**Given records:**
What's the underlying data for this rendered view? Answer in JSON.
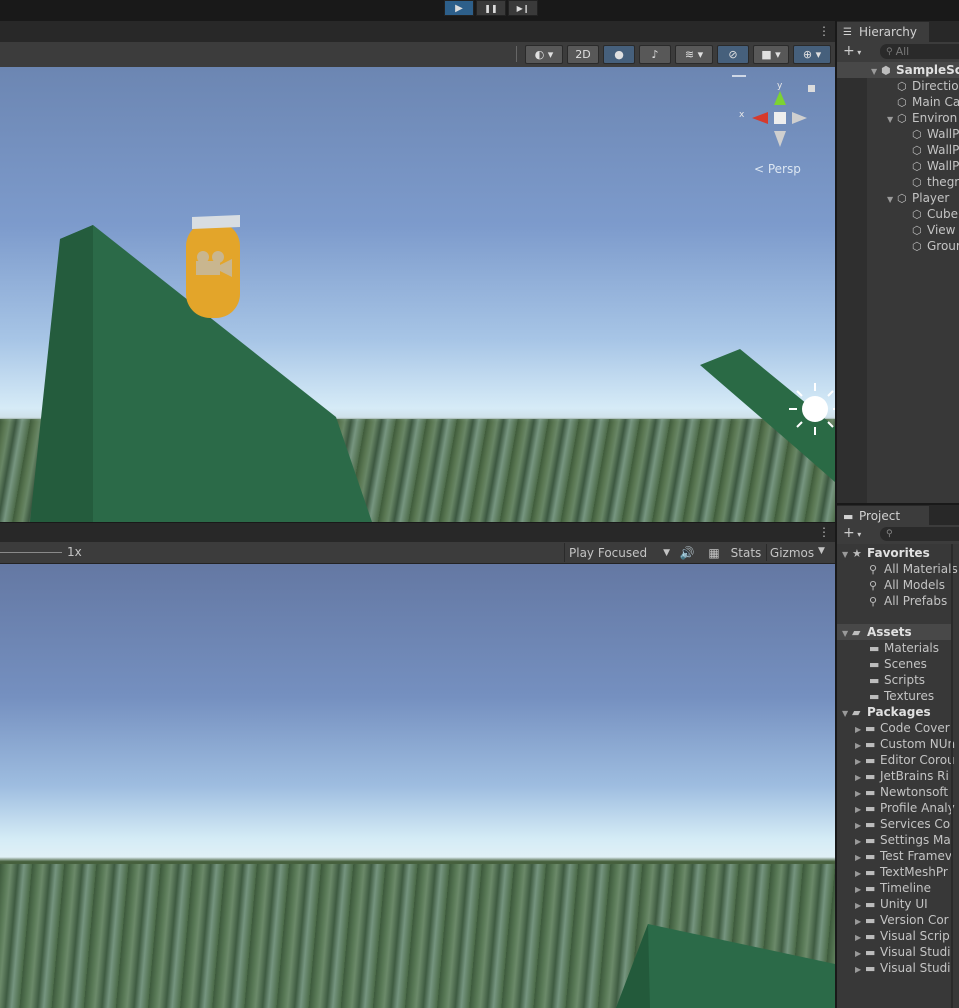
{
  "toolbar": {
    "play": "▶",
    "pause": "❚❚",
    "step": "▶❙"
  },
  "scene": {
    "mode_2d": "2D",
    "persp_label": "< Persp",
    "gizmo_y": "y",
    "gizmo_x": "x"
  },
  "game": {
    "scale": "1x",
    "play_mode": "Play Focused",
    "stats": "Stats",
    "gizmos": "Gizmos"
  },
  "hierarchy": {
    "tab": "Hierarchy",
    "search_placeholder": "All",
    "items": [
      {
        "label": "SampleSc"
      },
      {
        "label": "Directio"
      },
      {
        "label": "Main Ca"
      },
      {
        "label": "Environ"
      },
      {
        "label": "WallP"
      },
      {
        "label": "WallP"
      },
      {
        "label": "WallP"
      },
      {
        "label": "thegr"
      },
      {
        "label": "Player"
      },
      {
        "label": "Cube"
      },
      {
        "label": "View"
      },
      {
        "label": "Grour"
      }
    ]
  },
  "project": {
    "tab": "Project",
    "favorites": {
      "label": "Favorites",
      "items": [
        "All Materials",
        "All Models",
        "All Prefabs"
      ]
    },
    "assets": {
      "label": "Assets",
      "items": [
        "Materials",
        "Scenes",
        "Scripts",
        "Textures"
      ]
    },
    "packages": {
      "label": "Packages",
      "items": [
        "Code Cover",
        "Custom NUn",
        "Editor Corou",
        "JetBrains Ri",
        "Newtonsoft",
        "Profile Analy",
        "Services Co",
        "Settings Ma",
        "Test Framev",
        "TextMeshPr",
        "Timeline",
        "Unity UI",
        "Version Cor",
        "Visual Scrip",
        "Visual Studi",
        "Visual Studi"
      ]
    }
  }
}
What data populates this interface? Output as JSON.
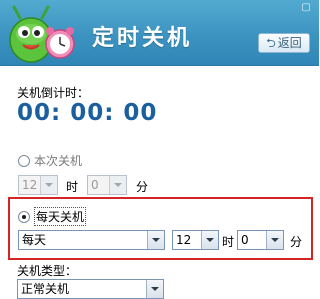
{
  "header": {
    "title": "定时关机",
    "back_label": "返回",
    "back_icon": "return-arrow-icon",
    "mascot_icon": "green-mascot-with-alarm-clock",
    "topright_icon": "restore-window-icon"
  },
  "countdown": {
    "label": "关机倒计时：",
    "value": "00: 00: 00"
  },
  "once": {
    "label": "本次关机",
    "selected": false,
    "hour": "12",
    "hour_unit": "时",
    "minute": "0",
    "minute_unit": "分"
  },
  "daily": {
    "label": "每天关机",
    "selected": true,
    "repeat": "每天",
    "hour": "12",
    "hour_unit": "时",
    "minute": "0",
    "minute_unit": "分"
  },
  "shutdown_type": {
    "label": "关机类型：",
    "value": "正常关机"
  },
  "colors": {
    "header_blue": "#3d93c0",
    "countdown_blue": "#1b5f9e",
    "highlight_red": "#d42424"
  }
}
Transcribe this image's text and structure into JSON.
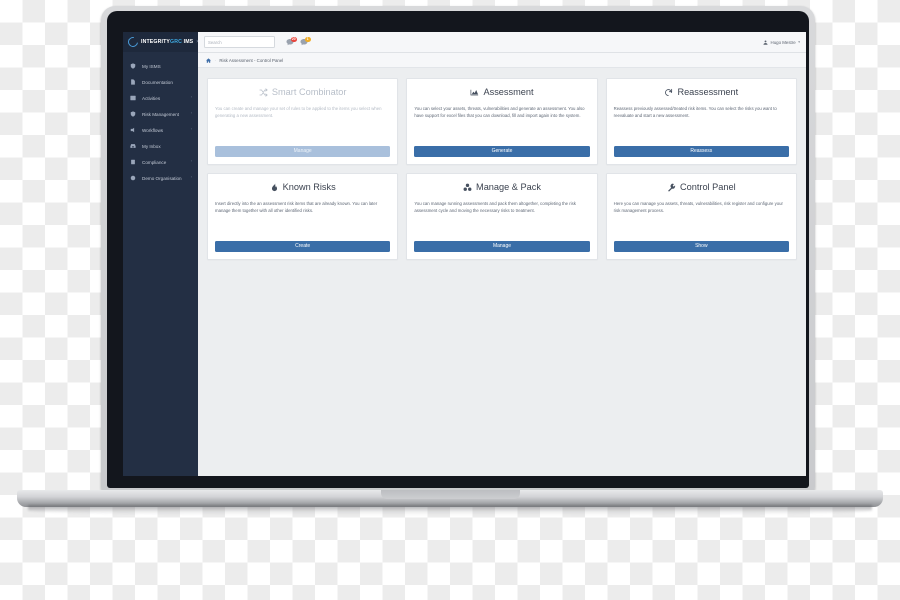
{
  "app": {
    "brand": {
      "logo_icon": "circle-swoosh-icon",
      "name_part1": "INTEGRITY",
      "name_part2": "GRC",
      "name_part3": "IMS",
      "close_label": "×",
      "accent_color": "#3ea9e0",
      "sidebar_color": "#232f44"
    },
    "search": {
      "placeholder": "Search",
      "value": ""
    },
    "notifications": [
      {
        "icon": "message-bubble-icon",
        "count": "20",
        "color": "#e8453c"
      },
      {
        "icon": "megaphone-icon",
        "count": "1",
        "color": "#f0ad28"
      }
    ],
    "user": {
      "icon": "user-icon",
      "name": "Hugo Mestre",
      "caret": "▾"
    },
    "breadcrumb": {
      "home_icon": "home-icon",
      "separator": "·",
      "text": "Risk Assessment - Control Panel"
    }
  },
  "sidebar": {
    "items": [
      {
        "label": "My ISMS",
        "icon": "shield-icon",
        "has_caret": false
      },
      {
        "label": "Documentation",
        "icon": "document-icon",
        "has_caret": false
      },
      {
        "label": "Activities",
        "icon": "grid-icon",
        "has_caret": true
      },
      {
        "label": "Risk Management",
        "icon": "shield-check-icon",
        "has_caret": true
      },
      {
        "label": "Workflows",
        "icon": "flow-icon",
        "has_caret": true
      },
      {
        "label": "My Inbox",
        "icon": "inbox-icon",
        "has_caret": false
      },
      {
        "label": "Compliance",
        "icon": "clipboard-icon",
        "has_caret": true
      },
      {
        "label": "Demo Organisation",
        "icon": "building-icon",
        "has_caret": true
      }
    ],
    "caret_glyph": "›"
  },
  "cards": [
    {
      "id": "smart-combinator",
      "icon": "shuffle-icon",
      "title": "Smart Combinator",
      "description": "You can create and manage your set of rules to be applied to the items you select when generating a new assessment.",
      "button_label": "Manage",
      "disabled": true
    },
    {
      "id": "assessment",
      "icon": "chart-area-icon",
      "title": "Assessment",
      "description": "You can select your assets, threats, vulnerabilities and generate an assessment. You also have support for excel files that you can download, fill and import again into the system.",
      "button_label": "Generate",
      "disabled": false
    },
    {
      "id": "reassessment",
      "icon": "undo-arrow-icon",
      "title": "Reassessment",
      "description": "Reassess previously assessed/treated risk items. You can select the risks you want to reevaluate and start a new assessment.",
      "button_label": "Reassess",
      "disabled": false
    },
    {
      "id": "known-risks",
      "icon": "fire-icon",
      "title": "Known Risks",
      "description": "Insert directly into the an assessment risk items that are already known. You can later manage them together with all other identified risks.",
      "button_label": "Create",
      "disabled": false
    },
    {
      "id": "manage-and-pack",
      "icon": "cubes-icon",
      "title": "Manage & Pack",
      "description": "You can manage running assessments and pack them altogether, completing the risk assessment cycle and moving the necessary risks to treatment.",
      "button_label": "Manage",
      "disabled": false
    },
    {
      "id": "control-panel",
      "icon": "wrench-icon",
      "title": "Control Panel",
      "description": "Here you can manage you assets, threats, vulnerabilities, risk register and configure your risk management process.",
      "button_label": "Show",
      "disabled": false
    }
  ],
  "theme": {
    "primary_button": "#3a6ea8",
    "disabled_button": "#a9c0dc",
    "content_bg": "#eceef0"
  }
}
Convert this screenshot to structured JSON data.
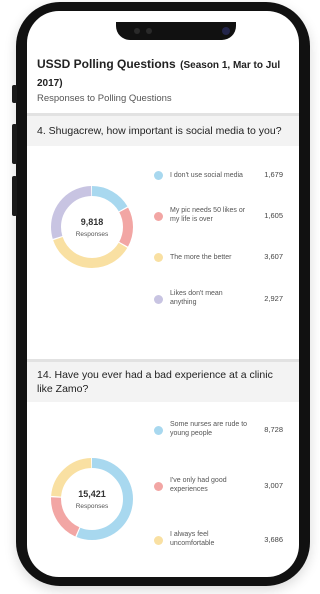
{
  "header": {
    "title": "USSD Polling Questions",
    "season": "(Season 1, Mar to Jul 2017)",
    "subtitle": "Responses to Polling Questions"
  },
  "questions": [
    {
      "text": "4. Shugacrew, how important is social media to you?",
      "total": "9,818",
      "total_label": "Responses",
      "answers": [
        {
          "label": "I don't use social media",
          "value": 1679,
          "display": "1,679",
          "color": "#a8d8ef"
        },
        {
          "label": "My pic needs 50 likes or my life is over",
          "value": 1605,
          "display": "1,605",
          "color": "#f2a6a4"
        },
        {
          "label": "The more the better",
          "value": 3607,
          "display": "3,607",
          "color": "#f9e0a2"
        },
        {
          "label": "Likes don't mean anything",
          "value": 2927,
          "display": "2,927",
          "color": "#c8c4e2"
        }
      ]
    },
    {
      "text": "14. Have you ever had a bad experience at a clinic like Zamo?",
      "total": "15,421",
      "total_label": "Responses",
      "answers": [
        {
          "label": "Some nurses are rude to young people",
          "value": 8728,
          "display": "8,728",
          "color": "#a8d8ef"
        },
        {
          "label": "I've only had good experiences",
          "value": 3007,
          "display": "3,007",
          "color": "#f2a6a4"
        },
        {
          "label": "I always feel uncomfortable",
          "value": 3686,
          "display": "3,686",
          "color": "#f9e0a2"
        }
      ]
    }
  ]
}
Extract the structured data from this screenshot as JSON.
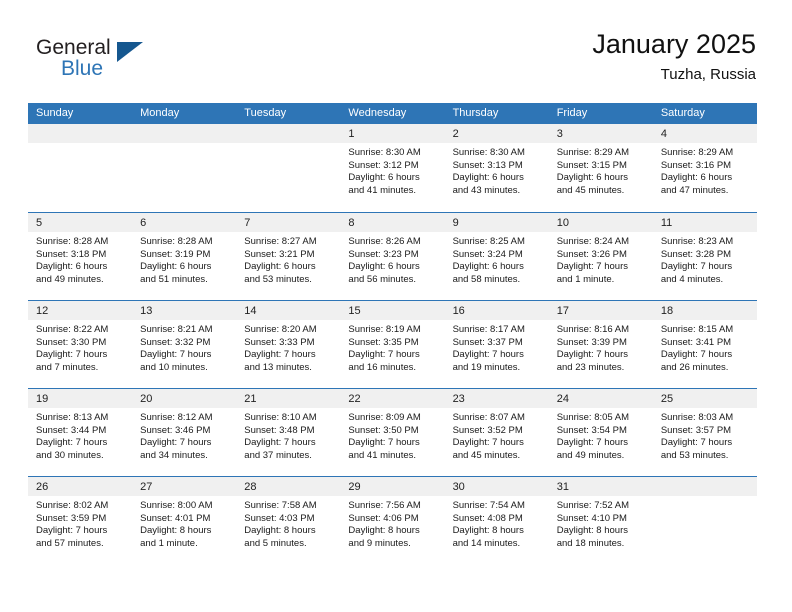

**Directive:** Return each line among the entries that holds the word "What".

**Reply:**
What's the underlying data for this rendered view? Answer in JSON.
What data populates this interface? Output as JSON.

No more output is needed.